>> BEGIN Data rows

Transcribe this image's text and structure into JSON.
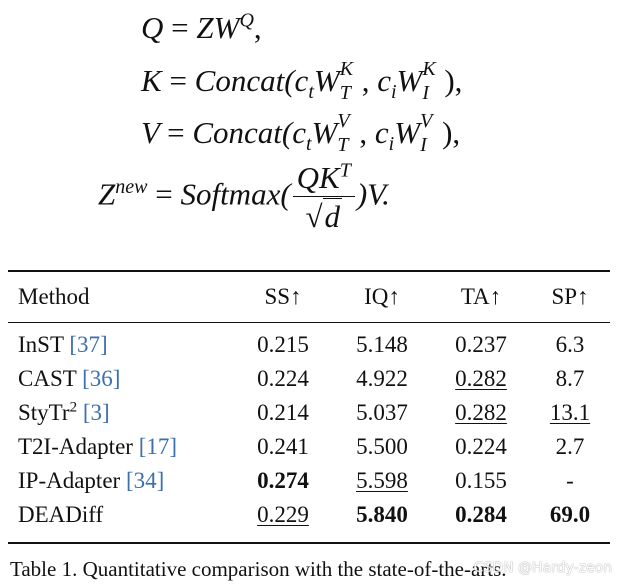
{
  "equations": {
    "q": {
      "lhs": "Q",
      "eq": "=",
      "rhs_var": "ZW",
      "rhs_sup": "Q",
      "tail": ","
    },
    "k": {
      "lhs": "K",
      "eq": "=",
      "func": "Concat(",
      "a_var": "c",
      "a_sub": "t",
      "a_w": "W",
      "a_sup": "K",
      "a_sub2": "T",
      "sep": ", ",
      "b_var": "c",
      "b_sub": "i",
      "b_w": "W",
      "b_sup": "K",
      "b_sub2": "I",
      "tail": "),"
    },
    "v": {
      "lhs": "V",
      "eq": "=",
      "func": "Concat(",
      "a_var": "c",
      "a_sub": "t",
      "a_w": "W",
      "a_sup": "V",
      "a_sub2": "T",
      "sep": ", ",
      "b_var": "c",
      "b_sub": "i",
      "b_w": "W",
      "b_sup": "V",
      "b_sub2": "I",
      "tail": "),"
    },
    "z": {
      "lhs": "Z",
      "lhs_sup": "new",
      "eq": "=",
      "func": "Softmax(",
      "num": "QK",
      "num_sup": "T",
      "sqrt": "√",
      "den": "d",
      "tail": ")V."
    }
  },
  "table": {
    "headers": {
      "method": "Method",
      "ss": "SS↑",
      "iq": "IQ↑",
      "ta": "TA↑",
      "sp": "SP↑"
    },
    "rows": [
      {
        "name": "InST",
        "ref": "[37]",
        "ss": "0.215",
        "iq": "5.148",
        "ta": "0.237",
        "sp": "6.3"
      },
      {
        "name": "CAST",
        "ref": "[36]",
        "ss": "0.224",
        "iq": "4.922",
        "ta": "0.282",
        "sp": "8.7"
      },
      {
        "name": "StyTr",
        "name_sup": "2",
        "ref": "[3]",
        "ss": "0.214",
        "iq": "5.037",
        "ta": "0.282",
        "sp": "13.1"
      },
      {
        "name": "T2I-Adapter",
        "ref": "[17]",
        "ss": "0.241",
        "iq": "5.500",
        "ta": "0.224",
        "sp": "2.7"
      },
      {
        "name": "IP-Adapter",
        "ref": "[34]",
        "ss": "0.274",
        "iq": "5.598",
        "ta": "0.155",
        "sp": "-"
      },
      {
        "name": "DEADiff",
        "ref": "",
        "ss": "0.229",
        "iq": "5.840",
        "ta": "0.284",
        "sp": "69.0"
      }
    ]
  },
  "caption": "Table 1. Quantitative comparison with the state-of-the-arts.",
  "watermark": "CSDN @Hardy-zeon"
}
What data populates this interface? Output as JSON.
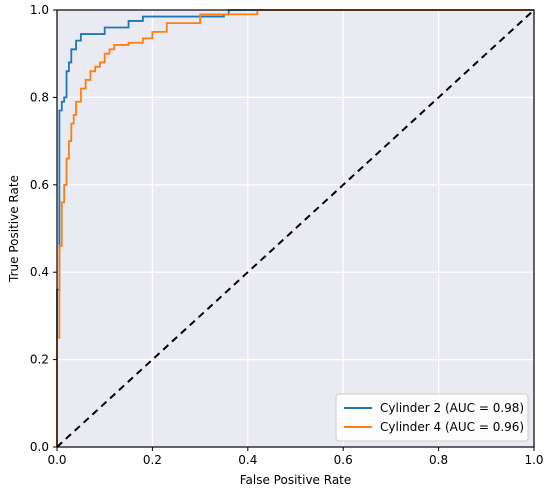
{
  "chart_data": {
    "type": "line",
    "xlabel": "False Positive Rate",
    "ylabel": "True Positive Rate",
    "xlim": [
      0,
      1
    ],
    "ylim": [
      0,
      1
    ],
    "xticks": [
      "0.0",
      "0.2",
      "0.4",
      "0.6",
      "0.8",
      "1.0"
    ],
    "yticks": [
      "0.0",
      "0.2",
      "0.4",
      "0.6",
      "0.8",
      "1.0"
    ],
    "grid": true,
    "legend_position": "bottom-right",
    "background_color": "#eaeaf2",
    "grid_color": "#ffffff",
    "series": [
      {
        "name": "Cylinder 2 (AUC = 0.98)",
        "color": "#1f77b4",
        "x": [
          0,
          0,
          0.005,
          0.005,
          0.01,
          0.01,
          0.015,
          0.015,
          0.02,
          0.02,
          0.025,
          0.025,
          0.03,
          0.03,
          0.04,
          0.04,
          0.05,
          0.05,
          0.1,
          0.1,
          0.15,
          0.15,
          0.18,
          0.18,
          0.25,
          0.25,
          0.35,
          0.35,
          0.36,
          0.36,
          1.0
        ],
        "y": [
          0,
          0.36,
          0.36,
          0.77,
          0.77,
          0.79,
          0.79,
          0.8,
          0.8,
          0.86,
          0.86,
          0.88,
          0.88,
          0.91,
          0.91,
          0.93,
          0.93,
          0.945,
          0.945,
          0.96,
          0.96,
          0.975,
          0.975,
          0.985,
          0.985,
          0.985,
          0.985,
          0.99,
          0.99,
          1.0,
          1.0
        ]
      },
      {
        "name": "Cylinder 4 (AUC = 0.96)",
        "color": "#ff7f0e",
        "x": [
          0,
          0,
          0.005,
          0.005,
          0.01,
          0.01,
          0.015,
          0.015,
          0.02,
          0.02,
          0.025,
          0.025,
          0.03,
          0.03,
          0.035,
          0.035,
          0.04,
          0.04,
          0.05,
          0.05,
          0.06,
          0.06,
          0.07,
          0.07,
          0.08,
          0.08,
          0.09,
          0.09,
          0.1,
          0.1,
          0.11,
          0.11,
          0.12,
          0.12,
          0.15,
          0.15,
          0.18,
          0.18,
          0.2,
          0.2,
          0.23,
          0.23,
          0.3,
          0.3,
          0.42,
          0.42,
          1.0
        ],
        "y": [
          0,
          0.25,
          0.25,
          0.46,
          0.46,
          0.56,
          0.56,
          0.6,
          0.6,
          0.66,
          0.66,
          0.7,
          0.7,
          0.74,
          0.74,
          0.76,
          0.76,
          0.79,
          0.79,
          0.82,
          0.82,
          0.84,
          0.84,
          0.86,
          0.86,
          0.87,
          0.87,
          0.88,
          0.88,
          0.9,
          0.9,
          0.91,
          0.91,
          0.92,
          0.92,
          0.925,
          0.925,
          0.935,
          0.935,
          0.95,
          0.95,
          0.97,
          0.97,
          0.99,
          0.99,
          1.0,
          1.0
        ]
      },
      {
        "name": "",
        "color": "#000000",
        "dashed": true,
        "x": [
          0,
          1
        ],
        "y": [
          0,
          1
        ]
      }
    ]
  }
}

>> END Data rows

Your copy should match the records word for word, with the pictures removed.

Transcribe this image's text and structure into JSON.
{
  "equations": {
    "q": {
      "lhs": "Q",
      "eq": "=",
      "rhs_var": "ZW",
      "rhs_sup": "Q",
      "tail": ","
    },
    "k": {
      "lhs": "K",
      "eq": "=",
      "func": "Concat(",
      "a_var": "c",
      "a_sub": "t",
      "a_w": "W",
      "a_sup": "K",
      "a_sub2": "T",
      "sep": ", ",
      "b_var": "c",
      "b_sub": "i",
      "b_w": "W",
      "b_sup": "K",
      "b_sub2": "I",
      "tail": "),"
    },
    "v": {
      "lhs": "V",
      "eq": "=",
      "func": "Concat(",
      "a_var": "c",
      "a_sub": "t",
      "a_w": "W",
      "a_sup": "V",
      "a_sub2": "T",
      "sep": ", ",
      "b_var": "c",
      "b_sub": "i",
      "b_w": "W",
      "b_sup": "V",
      "b_sub2": "I",
      "tail": "),"
    },
    "z": {
      "lhs": "Z",
      "lhs_sup": "new",
      "eq": "=",
      "func": "Softmax(",
      "num": "QK",
      "num_sup": "T",
      "sqrt": "√",
      "den": "d",
      "tail": ")V."
    }
  },
  "table": {
    "headers": {
      "method": "Method",
      "ss": "SS↑",
      "iq": "IQ↑",
      "ta": "TA↑",
      "sp": "SP↑"
    },
    "rows": [
      {
        "name": "InST",
        "ref": "[37]",
        "ss": "0.215",
        "iq": "5.148",
        "ta": "0.237",
        "sp": "6.3"
      },
      {
        "name": "CAST",
        "ref": "[36]",
        "ss": "0.224",
        "iq": "4.922",
        "ta": "0.282",
        "sp": "8.7"
      },
      {
        "name": "StyTr",
        "name_sup": "2",
        "ref": "[3]",
        "ss": "0.214",
        "iq": "5.037",
        "ta": "0.282",
        "sp": "13.1"
      },
      {
        "name": "T2I-Adapter",
        "ref": "[17]",
        "ss": "0.241",
        "iq": "5.500",
        "ta": "0.224",
        "sp": "2.7"
      },
      {
        "name": "IP-Adapter",
        "ref": "[34]",
        "ss": "0.274",
        "iq": "5.598",
        "ta": "0.155",
        "sp": "-"
      },
      {
        "name": "DEADiff",
        "ref": "",
        "ss": "0.229",
        "iq": "5.840",
        "ta": "0.284",
        "sp": "69.0"
      }
    ]
  },
  "caption": "Table 1. Quantitative comparison with the state-of-the-arts.",
  "watermark": "CSDN @Hardy-zeon"
}
What data populates this interface? Output as JSON.
{
  "chart_data": {
    "type": "line",
    "xlabel": "False Positive Rate",
    "ylabel": "True Positive Rate",
    "xlim": [
      0,
      1
    ],
    "ylim": [
      0,
      1
    ],
    "xticks": [
      "0.0",
      "0.2",
      "0.4",
      "0.6",
      "0.8",
      "1.0"
    ],
    "yticks": [
      "0.0",
      "0.2",
      "0.4",
      "0.6",
      "0.8",
      "1.0"
    ],
    "grid": true,
    "legend_position": "bottom-right",
    "background_color": "#eaeaf2",
    "grid_color": "#ffffff",
    "series": [
      {
        "name": "Cylinder 2 (AUC = 0.98)",
        "color": "#1f77b4",
        "x": [
          0,
          0,
          0.005,
          0.005,
          0.01,
          0.01,
          0.015,
          0.015,
          0.02,
          0.02,
          0.025,
          0.025,
          0.03,
          0.03,
          0.04,
          0.04,
          0.05,
          0.05,
          0.1,
          0.1,
          0.15,
          0.15,
          0.18,
          0.18,
          0.25,
          0.25,
          0.35,
          0.35,
          0.36,
          0.36,
          1.0
        ],
        "y": [
          0,
          0.36,
          0.36,
          0.77,
          0.77,
          0.79,
          0.79,
          0.8,
          0.8,
          0.86,
          0.86,
          0.88,
          0.88,
          0.91,
          0.91,
          0.93,
          0.93,
          0.945,
          0.945,
          0.96,
          0.96,
          0.975,
          0.975,
          0.985,
          0.985,
          0.985,
          0.985,
          0.99,
          0.99,
          1.0,
          1.0
        ]
      },
      {
        "name": "Cylinder 4 (AUC = 0.96)",
        "color": "#ff7f0e",
        "x": [
          0,
          0,
          0.005,
          0.005,
          0.01,
          0.01,
          0.015,
          0.015,
          0.02,
          0.02,
          0.025,
          0.025,
          0.03,
          0.03,
          0.035,
          0.035,
          0.04,
          0.04,
          0.05,
          0.05,
          0.06,
          0.06,
          0.07,
          0.07,
          0.08,
          0.08,
          0.09,
          0.09,
          0.1,
          0.1,
          0.11,
          0.11,
          0.12,
          0.12,
          0.15,
          0.15,
          0.18,
          0.18,
          0.2,
          0.2,
          0.23,
          0.23,
          0.3,
          0.3,
          0.42,
          0.42,
          1.0
        ],
        "y": [
          0,
          0.25,
          0.25,
          0.46,
          0.46,
          0.56,
          0.56,
          0.6,
          0.6,
          0.66,
          0.66,
          0.7,
          0.7,
          0.74,
          0.74,
          0.76,
          0.76,
          0.79,
          0.79,
          0.82,
          0.82,
          0.84,
          0.84,
          0.86,
          0.86,
          0.87,
          0.87,
          0.88,
          0.88,
          0.9,
          0.9,
          0.91,
          0.91,
          0.92,
          0.92,
          0.925,
          0.925,
          0.935,
          0.935,
          0.95,
          0.95,
          0.97,
          0.97,
          0.99,
          0.99,
          1.0,
          1.0
        ]
      },
      {
        "name": "",
        "color": "#000000",
        "dashed": true,
        "x": [
          0,
          1
        ],
        "y": [
          0,
          1
        ]
      }
    ]
  }
}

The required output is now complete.